▸ Do this: Copy every line of the material below word for word.

▸ Data to process:
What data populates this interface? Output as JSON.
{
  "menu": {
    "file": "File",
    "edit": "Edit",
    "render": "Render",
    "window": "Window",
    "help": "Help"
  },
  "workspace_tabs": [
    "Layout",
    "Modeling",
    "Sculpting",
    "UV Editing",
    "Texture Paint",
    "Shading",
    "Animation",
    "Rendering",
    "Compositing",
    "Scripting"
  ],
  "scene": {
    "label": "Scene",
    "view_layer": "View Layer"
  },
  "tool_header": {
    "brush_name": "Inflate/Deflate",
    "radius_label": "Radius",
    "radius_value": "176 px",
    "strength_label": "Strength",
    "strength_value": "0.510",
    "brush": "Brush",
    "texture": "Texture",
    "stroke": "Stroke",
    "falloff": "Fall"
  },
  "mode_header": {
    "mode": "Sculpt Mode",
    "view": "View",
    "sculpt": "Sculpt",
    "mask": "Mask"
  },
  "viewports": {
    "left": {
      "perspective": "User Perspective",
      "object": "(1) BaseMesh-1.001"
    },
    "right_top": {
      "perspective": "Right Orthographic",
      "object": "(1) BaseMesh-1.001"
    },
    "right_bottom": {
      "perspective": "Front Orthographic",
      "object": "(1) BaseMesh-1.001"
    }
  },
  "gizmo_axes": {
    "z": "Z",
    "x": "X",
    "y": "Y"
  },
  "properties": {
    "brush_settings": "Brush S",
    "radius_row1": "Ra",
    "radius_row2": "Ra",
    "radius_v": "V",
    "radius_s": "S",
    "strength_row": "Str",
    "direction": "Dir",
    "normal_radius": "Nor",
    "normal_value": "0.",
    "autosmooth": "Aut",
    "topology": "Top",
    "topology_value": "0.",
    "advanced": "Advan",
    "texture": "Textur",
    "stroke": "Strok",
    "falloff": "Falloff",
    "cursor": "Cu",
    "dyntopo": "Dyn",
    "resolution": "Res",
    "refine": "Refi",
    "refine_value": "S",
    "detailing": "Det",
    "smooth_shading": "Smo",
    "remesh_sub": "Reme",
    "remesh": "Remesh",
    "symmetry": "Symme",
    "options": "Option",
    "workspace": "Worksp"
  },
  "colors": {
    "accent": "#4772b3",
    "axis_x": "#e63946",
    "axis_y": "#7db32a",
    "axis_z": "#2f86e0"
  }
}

▸ Solved exercise:
What data populates this interface? Output as JSON.
{
  "menu": {
    "file": "File",
    "edit": "Edit",
    "render": "Render",
    "window": "Window",
    "help": "Help"
  },
  "workspace_tabs": [
    "Layout",
    "Modeling",
    "Sculpting",
    "UV Editing",
    "Texture Paint",
    "Shading",
    "Animation",
    "Rendering",
    "Compositing",
    "Scripting"
  ],
  "scene": {
    "label": "Scene",
    "view_layer": "View Layer"
  },
  "tool_header": {
    "brush_name": "Inflate/Deflate",
    "radius_label": "Radius",
    "radius_value": "176 px",
    "strength_label": "Strength",
    "strength_value": "0.510",
    "brush": "Brush",
    "texture": "Texture",
    "stroke": "Stroke",
    "falloff": "Fall"
  },
  "mode_header": {
    "mode": "Sculpt Mode",
    "view": "View",
    "sculpt": "Sculpt",
    "mask": "Mask"
  },
  "viewports": {
    "left": {
      "perspective": "User Perspective",
      "object": "(1) BaseMesh-1.001"
    },
    "right_top": {
      "perspective": "Right Orthographic",
      "object": "(1) BaseMesh-1.001"
    },
    "right_bottom": {
      "perspective": "Front Orthographic",
      "object": "(1) BaseMesh-1.001"
    }
  },
  "gizmo_axes": {
    "z": "Z",
    "x": "X",
    "y": "Y"
  },
  "properties": {
    "brush_settings": "Brush S",
    "radius_row1": "Ra",
    "radius_row2": "Ra",
    "radius_v": "V",
    "radius_s": "S",
    "strength_row": "Str",
    "direction": "Dir",
    "normal_radius": "Nor",
    "normal_value": "0.",
    "autosmooth": "Aut",
    "topology": "Top",
    "topology_value": "0.",
    "advanced": "Advan",
    "texture": "Textur",
    "stroke": "Strok",
    "falloff": "Falloff",
    "cursor": "Cu",
    "dyntopo": "Dyn",
    "resolution": "Res",
    "refine": "Refi",
    "refine_value": "S",
    "detailing": "Det",
    "smooth_shading": "Smo",
    "remesh_sub": "Reme",
    "remesh": "Remesh",
    "symmetry": "Symme",
    "options": "Option",
    "workspace": "Worksp"
  },
  "colors": {
    "accent": "#4772b3",
    "axis_x": "#e63946",
    "axis_y": "#7db32a",
    "axis_z": "#2f86e0"
  }
}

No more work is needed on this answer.